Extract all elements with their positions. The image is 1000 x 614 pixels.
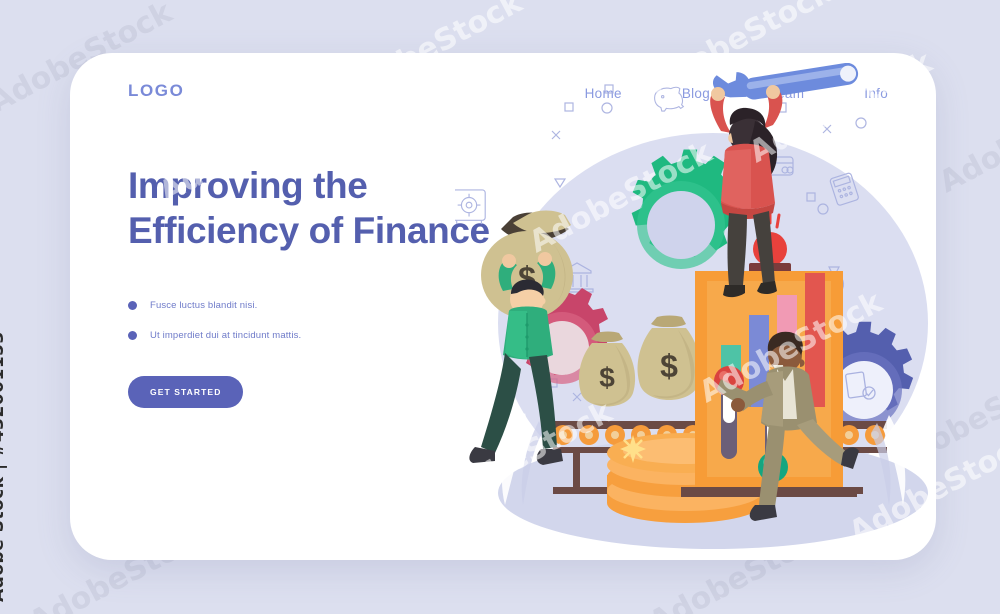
bullet-text: Fusce luctus blandit nisi.: [150, 300, 257, 311]
screenshot-canvas: AdobeStock AdobeStock AdobeStock AdobeSt…: [0, 0, 1000, 614]
bullet-dot-icon: [128, 331, 137, 340]
safe-box-icon: [455, 190, 485, 224]
page-title-line-2: Efficiency of Finance: [128, 210, 490, 251]
stock-watermark-id: Adobe Stock | #432001153: [0, 331, 8, 602]
svg-text:$: $: [660, 348, 678, 384]
page-title-line-1: Improving the: [128, 165, 367, 206]
get-started-button[interactable]: GET STARTED: [128, 376, 243, 408]
watermark-tile: AdobeStock: [934, 75, 1000, 200]
blue-wrench-icon: [712, 63, 860, 106]
svg-text:$: $: [599, 362, 615, 393]
logo[interactable]: LOGO: [128, 81, 184, 101]
piggy-bank-icon: [655, 87, 684, 111]
bullet-dot-icon: [128, 301, 137, 310]
hero-illustration: $ $ $: [455, 63, 936, 560]
landing-page-card: LOGO Home Blog Team Info Improving the E…: [70, 53, 936, 560]
bullet-text: Ut imperdiet dui at tincidunt mattis.: [150, 330, 301, 341]
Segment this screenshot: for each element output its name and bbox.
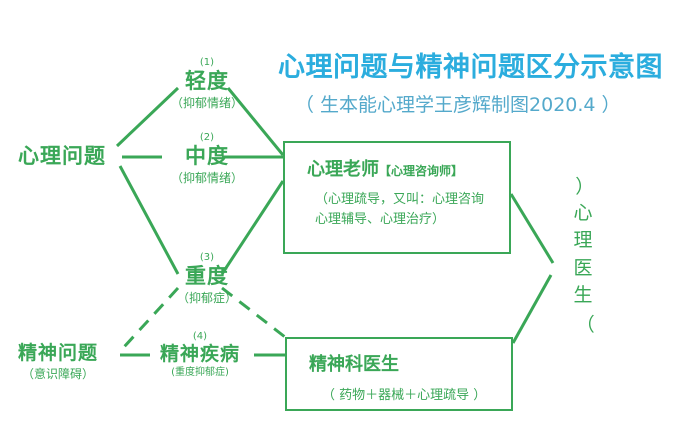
box-psychiatrist-title: 精神科医生 — [309, 350, 511, 376]
node-moderate-label: 中度 — [152, 146, 262, 167]
line-psychiatrist-to-doctor-label — [513, 275, 551, 343]
page-subtitle: （ 生本能心理学王彦辉制图2020.4 ） — [295, 90, 621, 117]
box-psych-teacher-title-main: 心理老师 — [307, 159, 379, 180]
node-mental-problem[interactable]: 精神问题 （意识障碍） — [18, 344, 98, 380]
box-psychiatrist-title-main: 精神科医生 — [309, 354, 399, 375]
box-psych-teacher-body: （心理疏导，又叫：心理咨询 心理辅导、心理治疗） — [315, 190, 509, 230]
node-psych-problem[interactable]: 心理问题 — [18, 146, 106, 167]
vertical-label-char-0: 心 — [570, 200, 596, 228]
box-psychiatrist-body: （ 药物＋器械＋心理疏导 ） — [322, 386, 511, 406]
node-severe-label: 重度 — [152, 266, 262, 287]
box-psychiatrist-line1: （ 药物＋器械＋心理疏导 ） — [322, 386, 511, 406]
diagram-canvas: 心理问题与精神问题区分示意图 （ 生本能心理学王彦辉制图2020.4 ） 心理问… — [0, 0, 685, 435]
node-moderate-index: (2) — [152, 133, 262, 143]
node-mild[interactable]: (1) 轻度 （抑郁情绪） — [152, 58, 262, 109]
node-psych-problem-label: 心理问题 — [18, 146, 106, 167]
vertical-label-char-2: 医 — [570, 255, 596, 283]
node-mild-index: (1) — [152, 58, 262, 68]
box-psych-teacher-title: 心理老师【心理咨询师】 — [307, 155, 509, 181]
vertical-label-psych-doctor: ︵ 心 理 医 生 ︶ — [570, 172, 596, 337]
node-mild-label: 轻度 — [152, 71, 262, 92]
node-severe[interactable]: (3) 重度 （抑郁症） — [152, 253, 262, 304]
node-mental-problem-label: 精神问题 — [18, 344, 98, 363]
node-moderate[interactable]: (2) 中度 （抑郁情绪） — [152, 133, 262, 184]
node-mental-illness-label: 精神疾病 — [140, 345, 260, 364]
box-psychiatrist[interactable]: 精神科医生 （ 药物＋器械＋心理疏导 ） — [285, 337, 513, 411]
vertical-label-char-3: 生 — [570, 282, 596, 310]
box-psych-teacher-line1: （心理疏导，又叫：心理咨询 — [315, 190, 509, 210]
node-mental-problem-sub: （意识障碍） — [18, 368, 98, 380]
node-mild-sub: （抑郁情绪） — [152, 97, 262, 109]
node-severe-index: (3) — [152, 253, 262, 263]
vertical-label-open-paren: ︵ — [569, 173, 597, 199]
node-severe-sub: （抑郁症） — [152, 292, 262, 304]
node-mental-illness[interactable]: (4) 精神疾病 (重度抑郁症) — [140, 332, 260, 378]
node-mental-illness-index: (4) — [140, 332, 260, 342]
box-psych-teacher-title-bracket: 【心理咨询师】 — [379, 164, 463, 178]
vertical-label-close-paren: ︶ — [569, 311, 597, 337]
line-teacher-to-doctor-label — [511, 194, 553, 263]
box-psych-teacher[interactable]: 心理老师【心理咨询师】 （心理疏导，又叫：心理咨询 心理辅导、心理治疗） — [283, 141, 511, 254]
node-moderate-sub: （抑郁情绪） — [152, 172, 262, 184]
page-title: 心理问题与精神问题区分示意图 — [278, 45, 663, 84]
node-mental-illness-sub: (重度抑郁症) — [140, 368, 260, 378]
vertical-label-char-1: 理 — [570, 227, 596, 255]
box-psych-teacher-line2: 心理辅导、心理治疗） — [315, 210, 509, 230]
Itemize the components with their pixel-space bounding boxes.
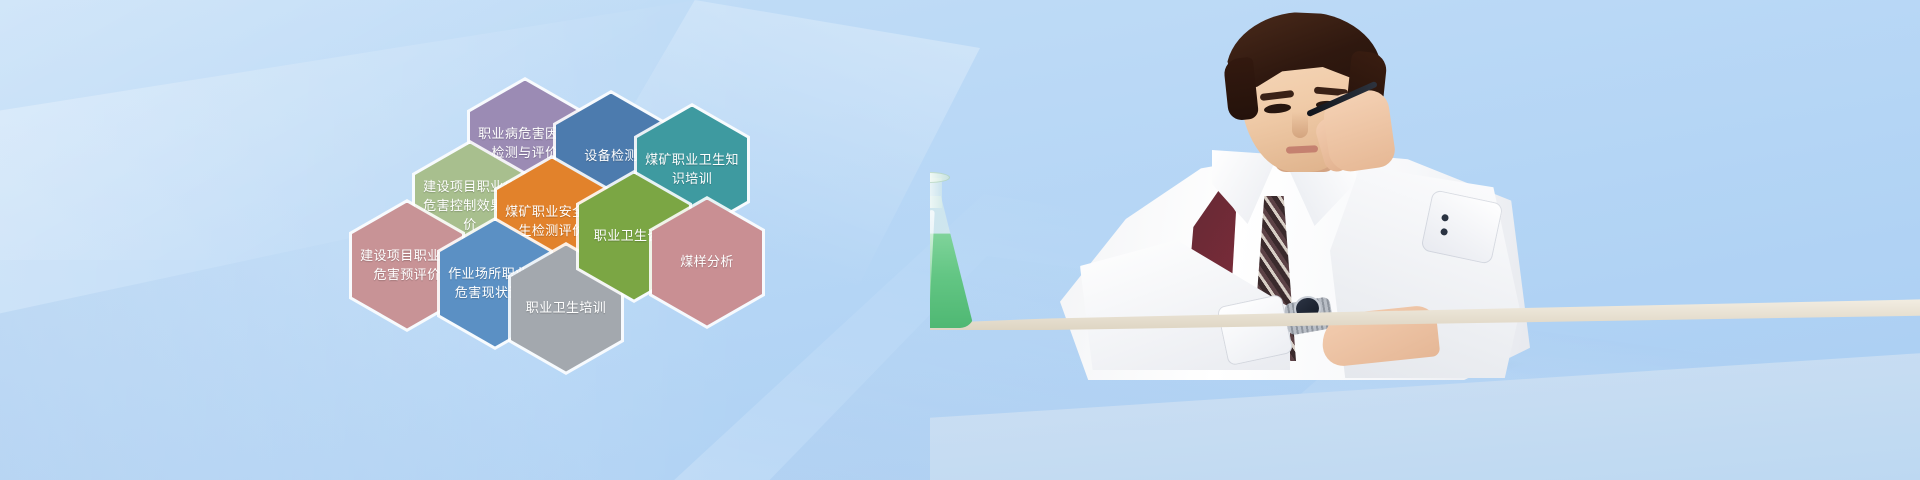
service-scope-banner: 职业病危害因素检测与评价 建设项目职业病危害控制效果评价 建设项目职业病危害预评… bbox=[0, 0, 1920, 480]
erlenmeyer-flask-lip bbox=[930, 172, 950, 183]
nose bbox=[1292, 112, 1308, 138]
cuff-button-lower bbox=[1440, 228, 1448, 236]
erlenmeyer-flask-body bbox=[930, 196, 974, 328]
hex-label-coal-sample-analysis: 煤样分析 bbox=[652, 200, 762, 326]
banner-photo-thinking-businessman bbox=[930, 0, 1920, 480]
hair-side-left bbox=[1223, 57, 1259, 122]
service-hexagon-cluster: 职业病危害因素检测与评价 建设项目职业病危害控制效果评价 建设项目职业病危害预评… bbox=[0, 0, 820, 480]
cuff-button-upper bbox=[1441, 214, 1449, 222]
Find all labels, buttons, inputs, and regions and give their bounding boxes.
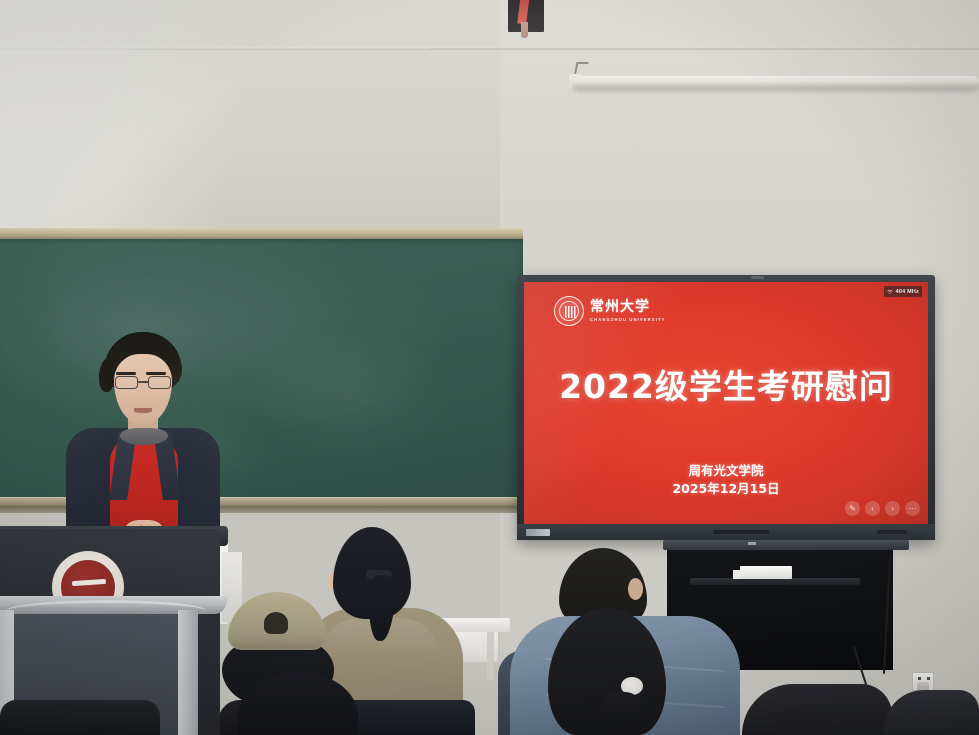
wifi-icon — [887, 289, 893, 295]
lectern-right-edge — [178, 610, 198, 735]
display-bottom-bezel — [517, 524, 935, 540]
display-brand-plate — [526, 529, 550, 536]
seal-inner-mark — [564, 306, 576, 318]
media-cabinet-top — [663, 540, 909, 550]
previous-slide-button[interactable]: ‹ — [865, 501, 880, 516]
logo-name-cn: 常州大学 — [590, 300, 666, 314]
presenter-eyebrow-left — [116, 372, 136, 375]
slide-subtitle-line2: 2025年12月15日 — [524, 480, 928, 498]
presenter-mouth — [134, 408, 152, 413]
lens-left — [115, 376, 138, 389]
chalkboard-smudge — [246, 329, 456, 459]
chalkboard-top-frame — [0, 228, 523, 239]
lens-right — [148, 376, 171, 389]
next-slide-button[interactable]: › — [885, 501, 900, 516]
mount-stem — [521, 22, 528, 38]
chair-bottom-left — [0, 700, 160, 735]
student-desk-center-leg — [487, 632, 494, 680]
wall-seam-line-secondary — [430, 48, 979, 50]
media-cabinet-shelf — [690, 578, 860, 585]
power-outlet — [912, 672, 934, 691]
cap-ponytail-hole — [264, 612, 288, 634]
interactive-smart-display[interactable]: 常州大学 CHANGZHOU UNIVERSITY 404 MHz 2022级学… — [517, 275, 935, 540]
logo-name-en: CHANGZHOU UNIVERSITY — [590, 317, 666, 322]
slide-subtitle-line1: 周有光文学院 — [524, 462, 928, 480]
display-indicator-led — [751, 276, 764, 279]
slide-university-logo: 常州大学 CHANGZHOU UNIVERSITY — [554, 296, 666, 326]
cap-band — [231, 636, 323, 648]
ceiling-projector-mount-icon — [508, 0, 544, 32]
presenter-inner-collar — [120, 428, 168, 445]
annotate-pen-button[interactable]: ✎ — [845, 501, 860, 516]
slide-subtitle: 周有光文学院 2025年12月15日 — [524, 462, 928, 498]
status-badge: 404 MHz — [884, 286, 922, 297]
ponytail-lower — [600, 692, 642, 735]
display-sensor — [877, 530, 907, 534]
presenter-face — [114, 354, 172, 424]
display-screen[interactable]: 常州大学 CHANGZHOU UNIVERSITY 404 MHz 2022级学… — [524, 282, 928, 524]
presenter-at-lectern — [62, 332, 222, 547]
classroom-photo-scene: 常州大学 CHANGZHOU UNIVERSITY 404 MHz 2022级学… — [0, 0, 979, 735]
screen-control-bar[interactable]: ✎ ‹ › ⋯ — [845, 501, 920, 516]
presenter-eyebrow-right — [146, 372, 166, 375]
cabinet-led — [748, 542, 756, 545]
glasses-bridge — [138, 381, 148, 383]
retractable-projection-screen — [573, 76, 979, 89]
status-badge-text: 404 MHz — [896, 289, 919, 295]
more-options-button[interactable]: ⋯ — [905, 501, 920, 516]
display-ir-sensor-bar — [713, 530, 769, 534]
eyeglasses-icon — [112, 376, 174, 389]
audience-ear — [628, 578, 643, 600]
shelf-item-white-box — [740, 566, 792, 579]
audience-member-right-dark — [742, 684, 892, 735]
university-seal-icon — [554, 296, 584, 326]
slide-title: 2022级学生考研慰问 — [524, 360, 928, 408]
mount-red-stripe — [517, 0, 530, 24]
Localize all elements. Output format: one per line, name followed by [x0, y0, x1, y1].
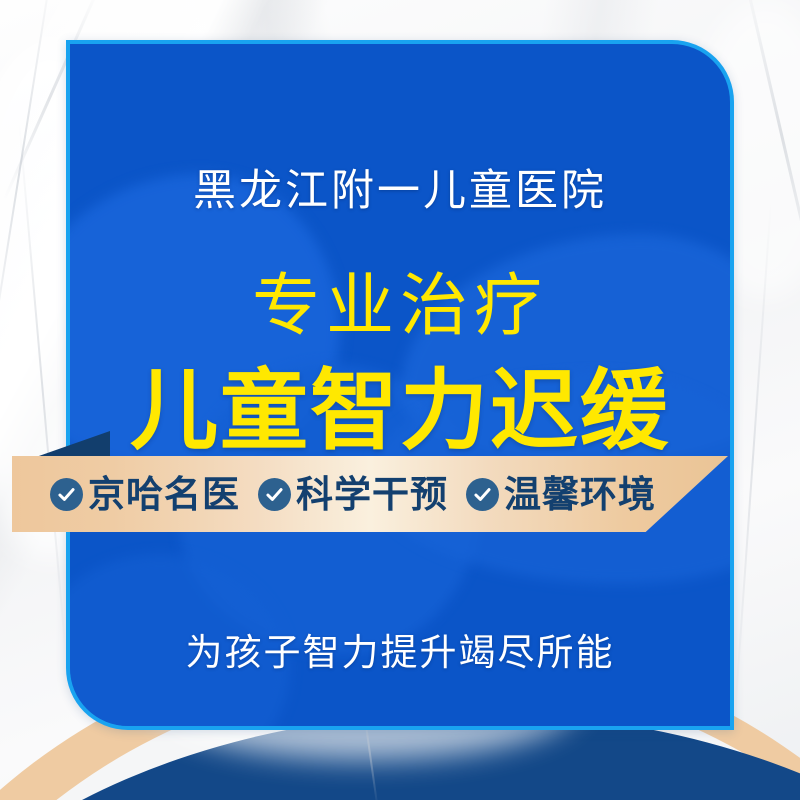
feature-item-1: 京哈名医: [50, 476, 240, 513]
headline-primary: 专业治疗: [70, 250, 730, 349]
feature-item-3: 温馨环境: [466, 476, 656, 513]
feature-label: 科学干预: [296, 476, 448, 513]
hospital-name: 黑龙江附一儿童医院: [70, 156, 730, 218]
main-blue-card: 黑龙江附一儿童医院 专业治疗 儿童智力迟缓 为孩子智力提升竭尽所能: [70, 44, 730, 726]
headline-secondary: 儿童智力迟缓: [70, 340, 730, 467]
poster-canvas: 黑龙江附一儿童医院 专业治疗 儿童智力迟缓 为孩子智力提升竭尽所能 京哈名医科学…: [0, 0, 800, 800]
feature-item-2: 科学干预: [258, 476, 448, 513]
check-circle-icon: [466, 478, 499, 511]
feature-list: 京哈名医科学干预温馨环境: [12, 456, 728, 532]
check-circle-icon: [50, 478, 83, 511]
feature-label: 京哈名医: [88, 476, 240, 513]
tagline: 为孩子智力提升竭尽所能: [70, 622, 730, 676]
check-circle-icon: [258, 478, 291, 511]
feature-label: 温馨环境: [504, 476, 656, 513]
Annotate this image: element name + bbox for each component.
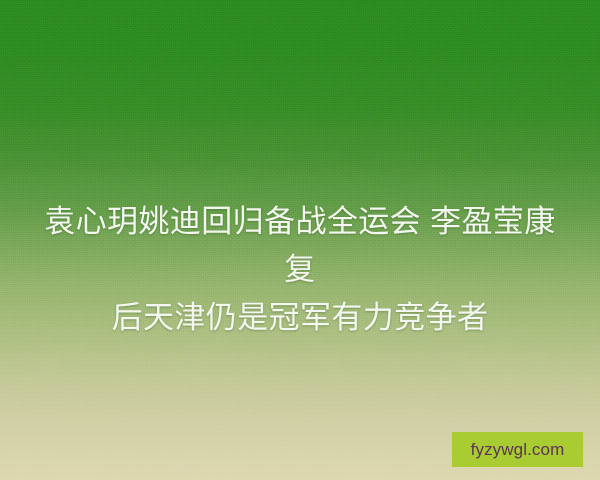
watermark-label: fyzywgl.com (471, 441, 565, 458)
watermark-badge: fyzywgl.com (452, 432, 583, 467)
headline-text: 袁心玥姚迪回归备战全运会 李盈莹康复 后天津仍是冠军有力竞争者 (0, 198, 600, 342)
image-canvas: 袁心玥姚迪回归备战全运会 李盈莹康复 后天津仍是冠军有力竞争者 fyzywgl.… (0, 0, 600, 480)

# What to work on:
Pull out every line of the entries above that contains the string "doctor". Case counts.

# Completed exercise:
line-psychiatrist-to-doctor-label — [513, 275, 551, 343]
vertical-label-psych-doctor: ︵ 心 理 医 生 ︶ — [570, 172, 596, 337]
line-teacher-to-doctor-label — [511, 194, 553, 263]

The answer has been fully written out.